begin Dataset excerpts

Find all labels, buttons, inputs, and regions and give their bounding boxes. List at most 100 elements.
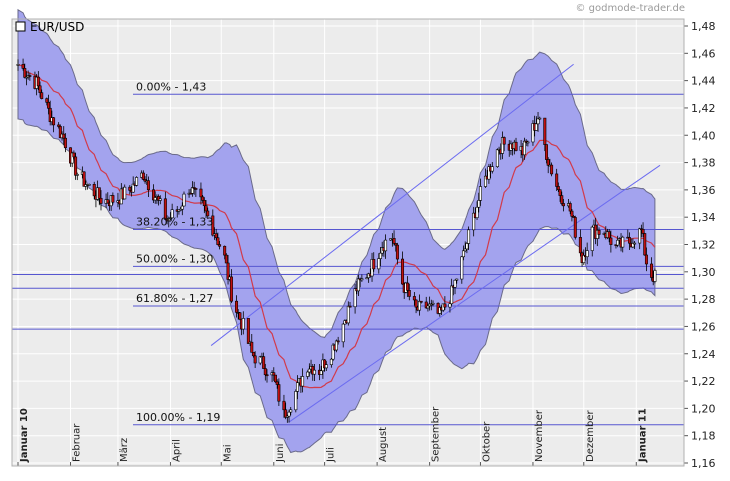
candle-body <box>16 64 20 66</box>
candle-body <box>394 243 398 246</box>
candle-body <box>585 250 589 258</box>
candle-body <box>616 239 620 246</box>
candle-body <box>111 195 115 203</box>
candle <box>500 131 504 160</box>
candle <box>558 189 562 202</box>
candle <box>277 378 281 406</box>
candle <box>644 247 648 272</box>
candle <box>341 323 345 348</box>
candle-body <box>131 183 135 193</box>
y-axis: 1,48 1,46 1,44 1,42 1,40 1,38 1,36 1,34 1,32 1,30… <box>684 20 716 470</box>
candle <box>653 268 657 284</box>
candle-body <box>644 254 648 265</box>
candle-body <box>141 172 145 180</box>
candle-body <box>424 301 428 309</box>
fibonacci-level-label: 61.80% - 1,27 <box>136 292 213 305</box>
candle <box>336 336 340 345</box>
candle <box>111 192 115 205</box>
candle-body <box>294 391 298 411</box>
candle-body <box>190 187 194 194</box>
y-tick-label: 1,20 <box>691 402 716 415</box>
candle <box>48 100 52 126</box>
candle-body <box>75 174 79 176</box>
candle-body <box>346 305 350 324</box>
candle <box>16 59 20 71</box>
candle-body <box>555 173 559 187</box>
candle-body <box>538 117 542 120</box>
candle <box>143 176 147 184</box>
candle <box>478 178 482 206</box>
candle <box>235 295 239 318</box>
candle <box>158 195 162 205</box>
candle-body <box>128 186 132 191</box>
candle <box>329 357 333 368</box>
candle-body <box>163 198 167 220</box>
candle <box>490 162 494 174</box>
candle <box>284 402 288 420</box>
candle <box>550 162 554 177</box>
candle-body <box>23 68 27 78</box>
candle <box>180 202 184 216</box>
candle <box>250 334 254 353</box>
candle-body <box>650 263 654 278</box>
candle <box>621 235 625 253</box>
candle <box>406 276 410 297</box>
candle <box>379 246 383 267</box>
plot-frame <box>11 18 685 467</box>
candle-body <box>336 340 340 343</box>
candle-body <box>395 244 399 260</box>
candle-body <box>570 210 574 217</box>
candle <box>573 215 577 240</box>
candle-body <box>631 243 635 248</box>
candle-body <box>406 282 410 291</box>
candle <box>545 144 549 164</box>
candle <box>157 194 161 206</box>
candle <box>377 253 381 274</box>
month-label: April <box>171 439 182 462</box>
candle <box>72 150 76 159</box>
candle <box>394 242 398 252</box>
candle <box>199 182 203 205</box>
candle-body <box>258 356 262 364</box>
candle <box>135 176 139 187</box>
y-tick-label: 1,22 <box>691 375 716 388</box>
candle <box>272 367 276 381</box>
candle <box>460 255 464 284</box>
candle-body <box>97 187 101 199</box>
candle <box>556 182 560 193</box>
candle <box>475 201 479 220</box>
candle <box>57 122 61 129</box>
candle <box>295 375 299 400</box>
candle <box>407 283 411 301</box>
candle-body <box>365 277 369 280</box>
candle <box>641 222 645 237</box>
candle <box>465 241 469 254</box>
candle-body <box>578 237 582 254</box>
candle-body <box>229 276 233 302</box>
candle <box>543 117 547 152</box>
candle <box>21 58 25 71</box>
candle-body <box>653 270 657 282</box>
candle-body <box>467 229 471 244</box>
candle-body <box>202 200 206 207</box>
candle <box>168 212 172 221</box>
candle-body <box>546 159 550 166</box>
x-axis: Januar 10 Februar März April Mai Juni Juli Augu… <box>17 406 648 466</box>
candle-body <box>262 356 266 369</box>
candle <box>226 254 230 285</box>
candle <box>167 216 171 228</box>
candle-body <box>392 238 396 244</box>
candle <box>609 230 613 253</box>
candle <box>462 245 466 261</box>
fibonacci-level-label: 0.00% - 1,43 <box>136 80 206 93</box>
candle <box>331 343 335 362</box>
candle <box>141 170 145 181</box>
candle <box>306 370 310 380</box>
candle <box>412 292 416 306</box>
month-label: August <box>378 427 389 462</box>
candle <box>590 226 594 257</box>
candle-body <box>356 278 360 292</box>
candle-body <box>46 102 50 109</box>
candle <box>58 124 62 139</box>
candle <box>251 352 255 358</box>
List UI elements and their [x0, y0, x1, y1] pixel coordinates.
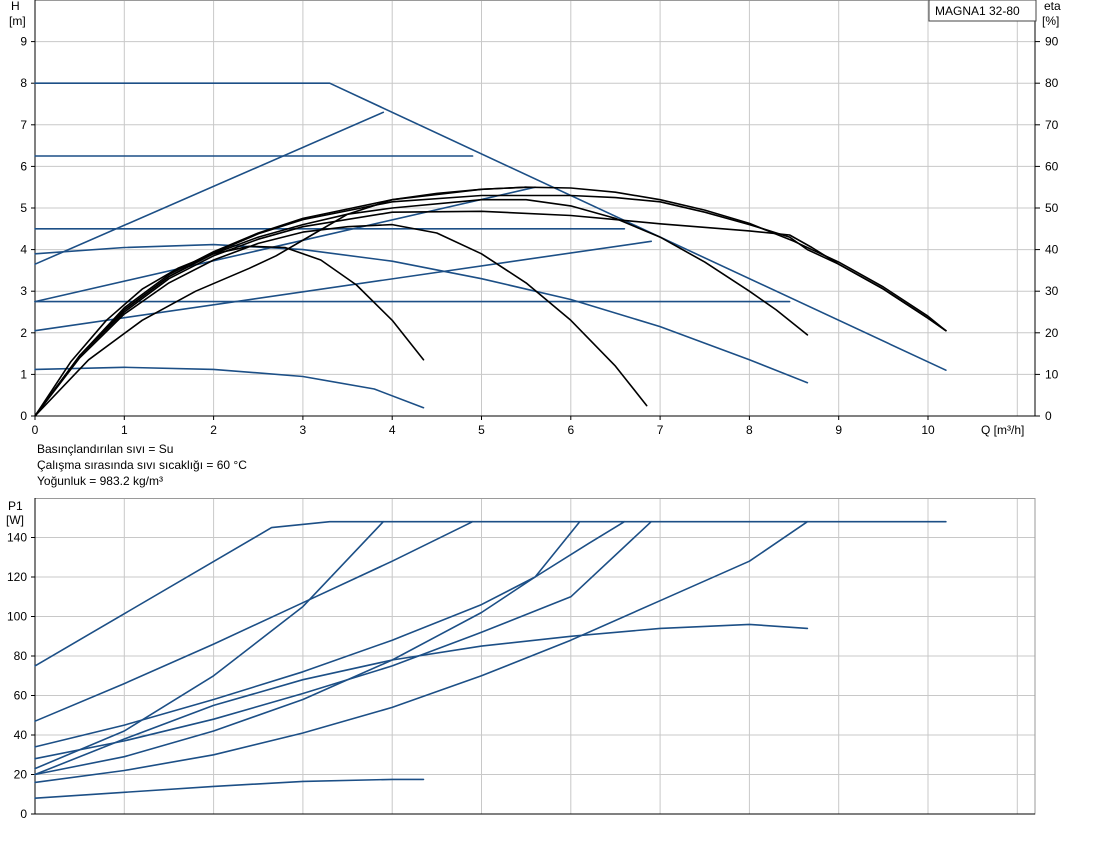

end Dataset excerpts

What to do:
Swap every "candle-body" in all the rows above for "candle-rect" and write the rows out again with nothing else altered. Leave the pictures out.

Task response:
Find all labels, buttons, inputs, and regions and give their bounding boxes. List at most 100 elements.
candle-rect <box>16 64 20 66</box>
candle-rect <box>394 243 398 246</box>
candle-rect <box>585 250 589 258</box>
candle-rect <box>616 239 620 246</box>
candle-rect <box>111 195 115 203</box>
candle <box>500 131 504 160</box>
candle <box>558 189 562 202</box>
candle <box>277 378 281 406</box>
candle <box>644 247 648 272</box>
candle <box>341 323 345 348</box>
candle-rect <box>131 183 135 193</box>
y-axis: 1,48 1,46 1,44 1,42 1,40 1,38 1,36 1,34 1,32 1,30… <box>684 20 716 470</box>
candle <box>653 268 657 284</box>
candle-rect <box>644 254 648 265</box>
candle-rect <box>141 172 145 180</box>
candle-rect <box>424 301 428 309</box>
fibonacci-level-label: 61.80% - 1,27 <box>136 292 213 305</box>
candle <box>336 336 340 345</box>
candle <box>111 192 115 205</box>
candle-rect <box>294 391 298 411</box>
candle-rect <box>190 187 194 194</box>
y-tick-label: 1,20 <box>691 402 716 415</box>
candle <box>48 100 52 126</box>
candle-rect <box>75 174 79 176</box>
candle-rect <box>346 305 350 324</box>
candle <box>16 59 20 71</box>
candle-rect <box>555 173 559 187</box>
candle-rect <box>538 117 542 120</box>
candle <box>143 176 147 184</box>
candle <box>478 178 482 206</box>
candle <box>235 295 239 318</box>
candle <box>158 195 162 205</box>
candle-rect <box>128 186 132 191</box>
candle <box>329 357 333 368</box>
candle-rect <box>163 198 167 220</box>
candle <box>490 162 494 174</box>
candle <box>284 402 288 420</box>
candle <box>550 162 554 177</box>
candle-rect <box>23 68 27 78</box>
candle <box>180 202 184 216</box>
candle <box>250 334 254 353</box>
candle-rect <box>650 263 654 278</box>
candle <box>621 235 625 253</box>
candle <box>406 276 410 297</box>
candle <box>379 246 383 267</box>
plot-frame <box>11 18 685 467</box>
candle-rect <box>336 340 340 343</box>
candle-rect <box>395 244 399 260</box>
candle-rect <box>570 210 574 217</box>
candle <box>573 215 577 240</box>
candle-rect <box>631 243 635 248</box>
candle-rect <box>406 282 410 291</box>
candle <box>545 144 549 164</box>
candle <box>157 194 161 206</box>
candle <box>377 253 381 274</box>
month-label: April <box>171 439 182 462</box>
candle <box>72 150 76 159</box>
candle <box>394 242 398 252</box>
candle <box>199 182 203 205</box>
candle-rect <box>258 356 262 364</box>
candle <box>135 176 139 187</box>
y-tick-label: 1,22 <box>691 375 716 388</box>
candle <box>272 367 276 381</box>
candle <box>460 255 464 284</box>
candle-rect <box>97 187 101 199</box>
candle <box>556 182 560 193</box>
candle <box>475 201 479 220</box>
candle <box>57 122 61 129</box>
candle <box>295 375 299 400</box>
candle <box>407 283 411 301</box>
candle-rect <box>365 277 369 280</box>
candle <box>641 222 645 237</box>
candle <box>465 241 469 254</box>
candle-rect <box>578 237 582 254</box>
candle-rect <box>229 276 233 302</box>
candle <box>543 117 547 152</box>
candle <box>21 58 25 71</box>
candle-rect <box>653 270 657 282</box>
candle-rect <box>467 229 471 244</box>
candle-rect <box>202 200 206 207</box>
candle <box>168 212 172 221</box>
candle-rect <box>546 159 550 166</box>
x-axis: Januar 10 Februar März April Mai Juni Juli Augu… <box>17 406 648 466</box>
candle-rect <box>262 356 266 369</box>
candle <box>226 254 230 285</box>
candle <box>167 216 171 228</box>
candle-rect <box>392 238 396 244</box>
candle <box>609 230 613 253</box>
candle <box>462 245 466 261</box>
fibonacci-level-label: 0.00% - 1,43 <box>136 80 206 93</box>
candle <box>331 343 335 362</box>
candle <box>141 170 145 181</box>
candle <box>306 370 310 380</box>
candle <box>412 292 416 306</box>
month-label: August <box>378 427 389 462</box>
candle <box>590 226 594 257</box>
candle-rect <box>356 278 360 292</box>
candle-rect <box>46 102 50 109</box>
candle <box>58 124 62 139</box>
candle <box>251 352 255 358</box>
List UI elements and their [x0, y0, x1, y1] pixel coordinates.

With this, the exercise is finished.